→ **Data items**:
----

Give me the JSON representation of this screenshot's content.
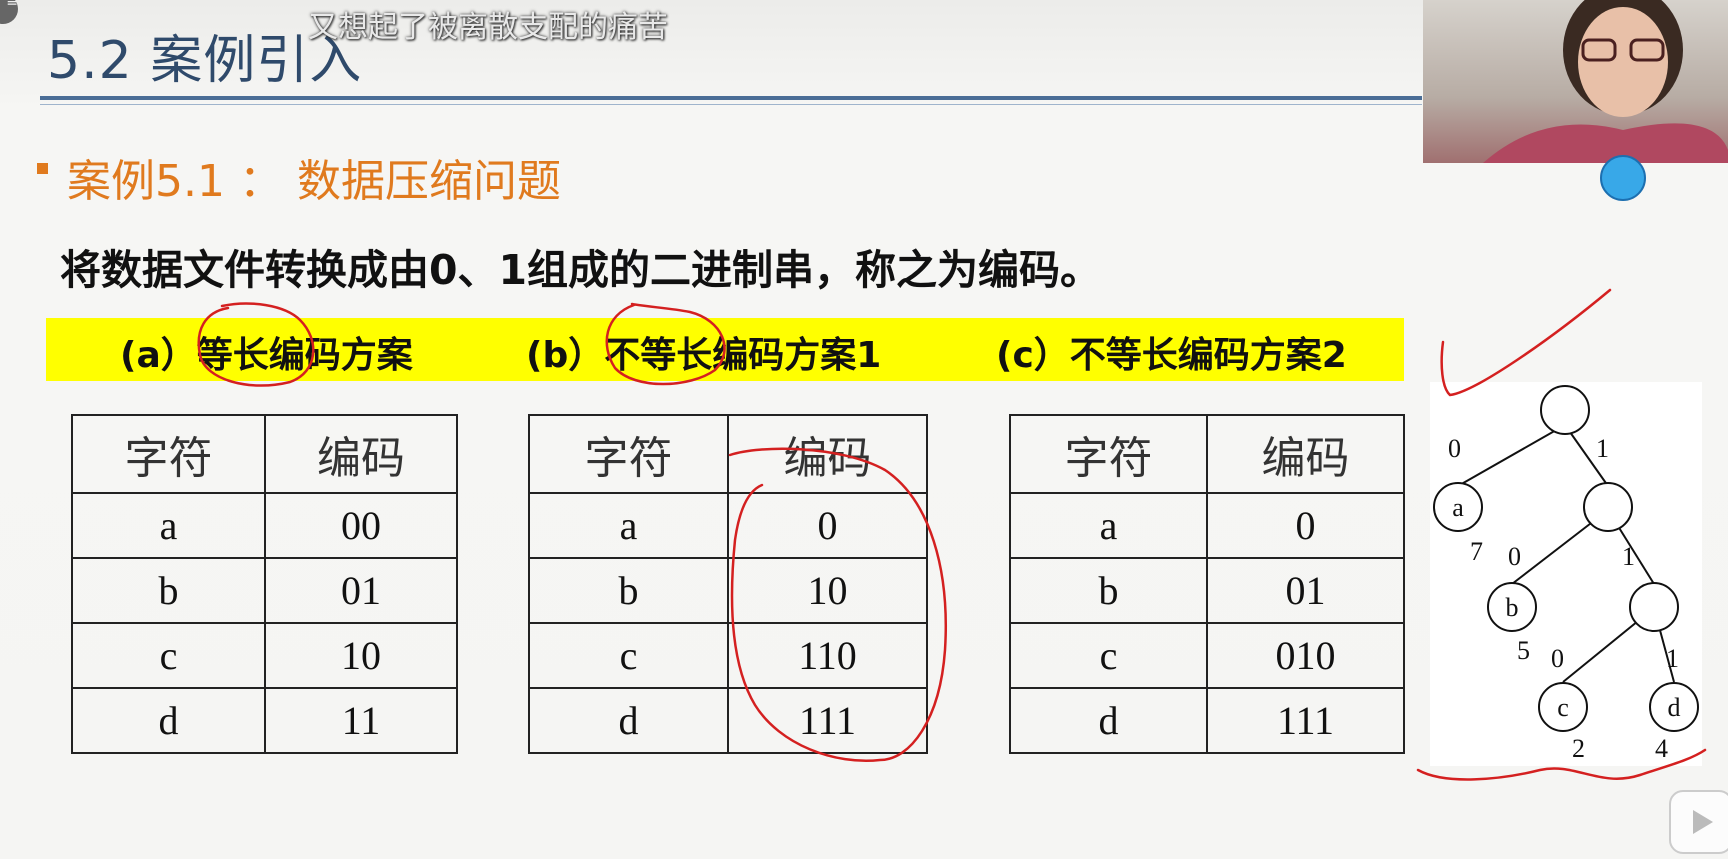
{
  "overlay_subtitle": "又想起了被离散支配的痛苦",
  "slide": {
    "title": "5.2 案例引入",
    "case_title": "案例5.1 ： 数据压缩问题",
    "statement": "将数据文件转换成由0、1组成的二进制串，称之为编码。",
    "schemes": [
      {
        "label": "(a）等长编码方案"
      },
      {
        "label": "(b）不等长编码方案1"
      },
      {
        "label": "(c）不等长编码方案2"
      }
    ],
    "table_headers": {
      "char": "字符",
      "code": "编码"
    },
    "tables": [
      {
        "rows": [
          [
            "a",
            "00"
          ],
          [
            "b",
            "01"
          ],
          [
            "c",
            "10"
          ],
          [
            "d",
            "11"
          ]
        ]
      },
      {
        "rows": [
          [
            "a",
            "0"
          ],
          [
            "b",
            "10"
          ],
          [
            "c",
            "110"
          ],
          [
            "d",
            "111"
          ]
        ]
      },
      {
        "rows": [
          [
            "a",
            "0"
          ],
          [
            "b",
            "01"
          ],
          [
            "c",
            "010"
          ],
          [
            "d",
            "111"
          ]
        ]
      }
    ]
  },
  "tree": {
    "nodes": {
      "a": "a",
      "b": "b",
      "c": "c",
      "d": "d"
    },
    "edge_labels": {
      "root_left": "0",
      "root_right": "1",
      "n1_left": "0",
      "n1_right": "1",
      "n2_left": "0",
      "n2_right": "1"
    },
    "weights": {
      "a": "7",
      "b": "5",
      "c": "2",
      "d": "4"
    }
  },
  "colors": {
    "title": "#2f4a6b",
    "accent": "#e07a1e",
    "banner": "#ffff00",
    "annotation": "#d42020"
  }
}
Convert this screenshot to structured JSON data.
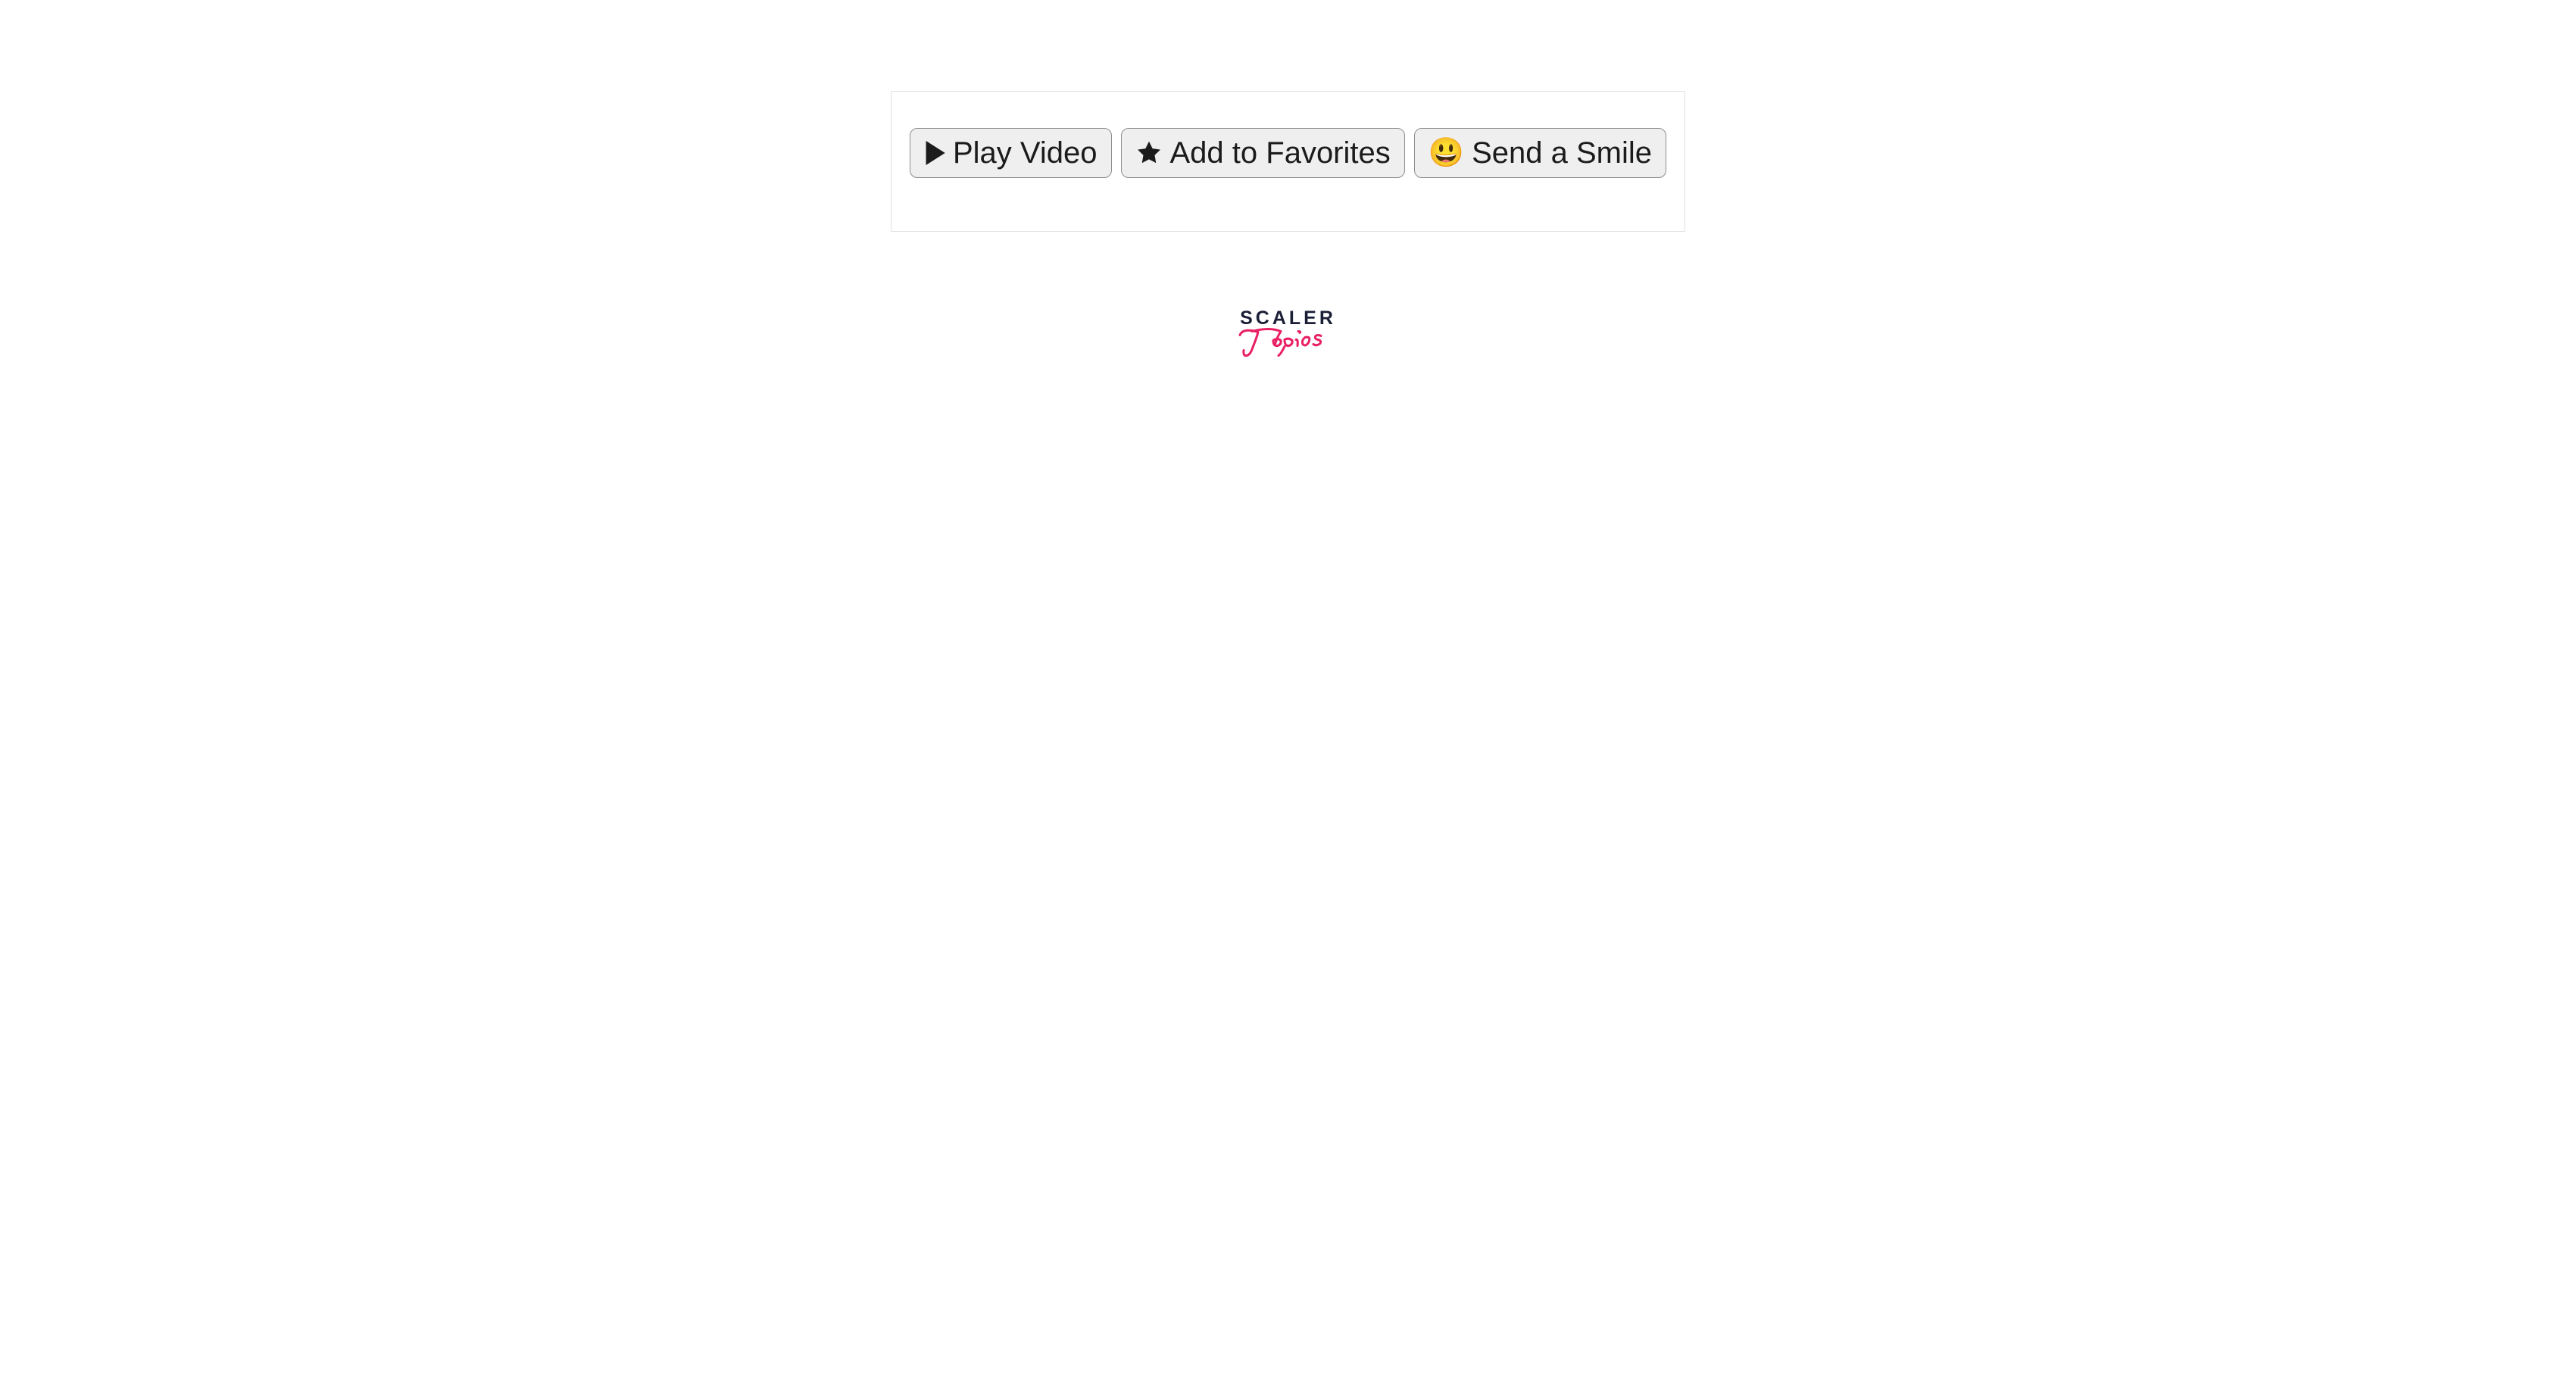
{
  "buttons": {
    "play": {
      "label": "Play Video",
      "icon": "play-icon"
    },
    "favorites": {
      "label": "Add to Favorites",
      "icon": "star-icon"
    },
    "smile": {
      "label": "Send a Smile",
      "icon": "smile-emoji",
      "emoji": "😃"
    }
  },
  "logo": {
    "top": "SCALER",
    "bottom": "Topics"
  }
}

----

→ **WHAT IS BEING ASKED**: Repeat the records in full, exactly as they appear, without the pictures.

→ **WRITTEN ANSWER**:
Give me the JSON representation of this screenshot's content.
{
  "overlay_subtitle": "又想起了被离散支配的痛苦",
  "slide": {
    "title": "5.2 案例引入",
    "case_title": "案例5.1 ： 数据压缩问题",
    "statement": "将数据文件转换成由0、1组成的二进制串，称之为编码。",
    "schemes": [
      {
        "label": "(a）等长编码方案"
      },
      {
        "label": "(b）不等长编码方案1"
      },
      {
        "label": "(c）不等长编码方案2"
      }
    ],
    "table_headers": {
      "char": "字符",
      "code": "编码"
    },
    "tables": [
      {
        "rows": [
          [
            "a",
            "00"
          ],
          [
            "b",
            "01"
          ],
          [
            "c",
            "10"
          ],
          [
            "d",
            "11"
          ]
        ]
      },
      {
        "rows": [
          [
            "a",
            "0"
          ],
          [
            "b",
            "10"
          ],
          [
            "c",
            "110"
          ],
          [
            "d",
            "111"
          ]
        ]
      },
      {
        "rows": [
          [
            "a",
            "0"
          ],
          [
            "b",
            "01"
          ],
          [
            "c",
            "010"
          ],
          [
            "d",
            "111"
          ]
        ]
      }
    ]
  },
  "tree": {
    "nodes": {
      "a": "a",
      "b": "b",
      "c": "c",
      "d": "d"
    },
    "edge_labels": {
      "root_left": "0",
      "root_right": "1",
      "n1_left": "0",
      "n1_right": "1",
      "n2_left": "0",
      "n2_right": "1"
    },
    "weights": {
      "a": "7",
      "b": "5",
      "c": "2",
      "d": "4"
    }
  },
  "colors": {
    "title": "#2f4a6b",
    "accent": "#e07a1e",
    "banner": "#ffff00",
    "annotation": "#d42020"
  }
}
Convert this screenshot to structured JSON data.
{
  "buttons": {
    "play": {
      "label": "Play Video",
      "icon": "play-icon"
    },
    "favorites": {
      "label": "Add to Favorites",
      "icon": "star-icon"
    },
    "smile": {
      "label": "Send a Smile",
      "icon": "smile-emoji",
      "emoji": "😃"
    }
  },
  "logo": {
    "top": "SCALER",
    "bottom": "Topics"
  }
}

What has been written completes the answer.